Aim:
Output the data below in full, byte for byte. Nothing may differ.

Start of Provided data

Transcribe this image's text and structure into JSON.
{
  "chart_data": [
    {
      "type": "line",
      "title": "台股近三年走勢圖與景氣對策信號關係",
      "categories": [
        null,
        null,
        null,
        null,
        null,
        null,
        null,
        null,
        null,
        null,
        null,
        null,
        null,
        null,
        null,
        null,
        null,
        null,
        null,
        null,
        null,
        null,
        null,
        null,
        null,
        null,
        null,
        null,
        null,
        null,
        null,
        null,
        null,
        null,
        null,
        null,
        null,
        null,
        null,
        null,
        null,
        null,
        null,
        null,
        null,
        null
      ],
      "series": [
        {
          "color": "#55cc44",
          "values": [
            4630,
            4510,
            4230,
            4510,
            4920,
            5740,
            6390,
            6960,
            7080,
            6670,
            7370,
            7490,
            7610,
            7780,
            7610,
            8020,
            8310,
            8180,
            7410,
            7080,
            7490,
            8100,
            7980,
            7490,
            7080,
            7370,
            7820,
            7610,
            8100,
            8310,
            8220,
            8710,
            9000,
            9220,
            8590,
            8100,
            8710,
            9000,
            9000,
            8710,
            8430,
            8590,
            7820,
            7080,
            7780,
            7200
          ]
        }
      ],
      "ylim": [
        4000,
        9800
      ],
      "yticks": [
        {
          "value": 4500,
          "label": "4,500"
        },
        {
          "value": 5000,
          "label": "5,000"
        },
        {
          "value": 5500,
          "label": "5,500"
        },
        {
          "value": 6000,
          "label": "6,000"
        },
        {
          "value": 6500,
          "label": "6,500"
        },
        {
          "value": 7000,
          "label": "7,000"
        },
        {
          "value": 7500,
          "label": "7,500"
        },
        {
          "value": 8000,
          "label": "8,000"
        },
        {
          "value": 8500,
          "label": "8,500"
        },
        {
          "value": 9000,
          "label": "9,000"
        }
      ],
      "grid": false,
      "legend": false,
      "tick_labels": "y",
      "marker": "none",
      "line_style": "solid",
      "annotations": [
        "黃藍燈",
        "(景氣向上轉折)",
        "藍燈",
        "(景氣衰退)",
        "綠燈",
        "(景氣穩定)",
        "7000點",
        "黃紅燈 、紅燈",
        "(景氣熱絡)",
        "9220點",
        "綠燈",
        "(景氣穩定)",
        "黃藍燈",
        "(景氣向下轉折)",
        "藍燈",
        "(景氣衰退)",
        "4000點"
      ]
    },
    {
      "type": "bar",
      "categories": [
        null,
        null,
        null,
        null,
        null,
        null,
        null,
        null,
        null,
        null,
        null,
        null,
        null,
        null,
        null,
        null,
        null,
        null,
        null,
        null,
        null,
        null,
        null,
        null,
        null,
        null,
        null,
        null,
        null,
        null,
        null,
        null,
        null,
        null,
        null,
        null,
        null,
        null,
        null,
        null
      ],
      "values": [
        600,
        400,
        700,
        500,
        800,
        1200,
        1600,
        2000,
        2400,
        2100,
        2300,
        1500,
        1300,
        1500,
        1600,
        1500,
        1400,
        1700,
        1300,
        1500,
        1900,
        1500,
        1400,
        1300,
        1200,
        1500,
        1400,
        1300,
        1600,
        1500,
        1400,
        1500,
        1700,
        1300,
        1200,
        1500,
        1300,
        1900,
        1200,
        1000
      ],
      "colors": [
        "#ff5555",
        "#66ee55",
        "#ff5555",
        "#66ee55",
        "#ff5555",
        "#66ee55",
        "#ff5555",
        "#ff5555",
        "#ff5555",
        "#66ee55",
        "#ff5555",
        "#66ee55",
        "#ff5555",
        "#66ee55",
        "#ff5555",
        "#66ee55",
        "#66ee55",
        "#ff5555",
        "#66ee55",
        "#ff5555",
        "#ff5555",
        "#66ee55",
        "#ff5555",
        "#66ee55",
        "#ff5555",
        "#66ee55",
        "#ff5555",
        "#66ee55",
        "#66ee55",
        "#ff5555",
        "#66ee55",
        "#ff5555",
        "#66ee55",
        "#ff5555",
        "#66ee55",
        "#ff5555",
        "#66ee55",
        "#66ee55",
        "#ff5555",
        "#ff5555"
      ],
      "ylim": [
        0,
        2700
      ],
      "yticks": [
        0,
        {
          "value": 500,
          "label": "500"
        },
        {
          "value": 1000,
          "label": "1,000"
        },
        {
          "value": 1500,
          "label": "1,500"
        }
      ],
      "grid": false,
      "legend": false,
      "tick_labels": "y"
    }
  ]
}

End of Provided data

Expected answer:
Transcribe this image's text and structure into JSON.
{
  "chart_data": [
    {
      "type": "line",
      "title": "台股近三年走勢圖與景氣對策信號關係",
      "categories": [
        null,
        null,
        null,
        null,
        null,
        null,
        null,
        null,
        null,
        null,
        null,
        null,
        null,
        null,
        null,
        null,
        null,
        null,
        null,
        null,
        null,
        null,
        null,
        null,
        null,
        null,
        null,
        null,
        null,
        null,
        null,
        null,
        null,
        null,
        null,
        null,
        null,
        null,
        null,
        null,
        null,
        null,
        null,
        null,
        null,
        null
      ],
      "series": [
        {
          "color": "#55cc44",
          "values": [
            4630,
            4510,
            4230,
            4510,
            4920,
            5740,
            6390,
            6960,
            7080,
            6670,
            7370,
            7490,
            7610,
            7780,
            7610,
            8020,
            8310,
            8180,
            7410,
            7080,
            7490,
            8100,
            7980,
            7490,
            7080,
            7370,
            7820,
            7610,
            8100,
            8310,
            8220,
            8710,
            9000,
            9220,
            8590,
            8100,
            8710,
            9000,
            9000,
            8710,
            8430,
            8590,
            7820,
            7080,
            7780,
            7200
          ]
        }
      ],
      "ylim": [
        4000,
        9800
      ],
      "yticks": [
        {
          "value": 4500,
          "label": "4,500"
        },
        {
          "value": 5000,
          "label": "5,000"
        },
        {
          "value": 5500,
          "label": "5,500"
        },
        {
          "value": 6000,
          "label": "6,000"
        },
        {
          "value": 6500,
          "label": "6,500"
        },
        {
          "value": 7000,
          "label": "7,000"
        },
        {
          "value": 7500,
          "label": "7,500"
        },
        {
          "value": 8000,
          "label": "8,000"
        },
        {
          "value": 8500,
          "label": "8,500"
        },
        {
          "value": 9000,
          "label": "9,000"
        }
      ],
      "grid": false,
      "legend": false,
      "tick_labels": "y",
      "marker": "none",
      "line_style": "solid",
      "annotations": [
        "黃藍燈",
        "(景氣向上轉折)",
        "藍燈",
        "(景氣衰退)",
        "綠燈",
        "(景氣穩定)",
        "7000點",
        "黃紅燈 、紅燈",
        "(景氣熱絡)",
        "9220點",
        "綠燈",
        "(景氣穩定)",
        "黃藍燈",
        "(景氣向下轉折)",
        "藍燈",
        "(景氣衰退)",
        "4000點"
      ]
    },
    {
      "type": "bar",
      "categories": [
        null,
        null,
        null,
        null,
        null,
        null,
        null,
        null,
        null,
        null,
        null,
        null,
        null,
        null,
        null,
        null,
        null,
        null,
        null,
        null,
        null,
        null,
        null,
        null,
        null,
        null,
        null,
        null,
        null,
        null,
        null,
        null,
        null,
        null,
        null,
        null,
        null,
        null,
        null,
        null
      ],
      "values": [
        600,
        400,
        700,
        500,
        800,
        1200,
        1600,
        2000,
        2400,
        2100,
        2300,
        1500,
        1300,
        1500,
        1600,
        1500,
        1400,
        1700,
        1300,
        1500,
        1900,
        1500,
        1400,
        1300,
        1200,
        1500,
        1400,
        1300,
        1600,
        1500,
        1400,
        1500,
        1700,
        1300,
        1200,
        1500,
        1300,
        1900,
        1200,
        1000
      ],
      "colors": [
        "#ff5555",
        "#66ee55",
        "#ff5555",
        "#66ee55",
        "#ff5555",
        "#66ee55",
        "#ff5555",
        "#ff5555",
        "#ff5555",
        "#66ee55",
        "#ff5555",
        "#66ee55",
        "#ff5555",
        "#66ee55",
        "#ff5555",
        "#66ee55",
        "#66ee55",
        "#ff5555",
        "#66ee55",
        "#ff5555",
        "#ff5555",
        "#66ee55",
        "#ff5555",
        "#66ee55",
        "#ff5555",
        "#66ee55",
        "#ff5555",
        "#66ee55",
        "#66ee55",
        "#ff5555",
        "#66ee55",
        "#ff5555",
        "#66ee55",
        "#ff5555",
        "#66ee55",
        "#ff5555",
        "#66ee55",
        "#66ee55",
        "#ff5555",
        "#ff5555"
      ],
      "ylim": [
        0,
        2700
      ],
      "yticks": [
        0,
        {
          "value": 500,
          "label": "500"
        },
        {
          "value": 1000,
          "label": "1,000"
        },
        {
          "value": 1500,
          "label": "1,500"
        }
      ],
      "grid": false,
      "legend": false,
      "tick_labels": "y"
    }
  ]
}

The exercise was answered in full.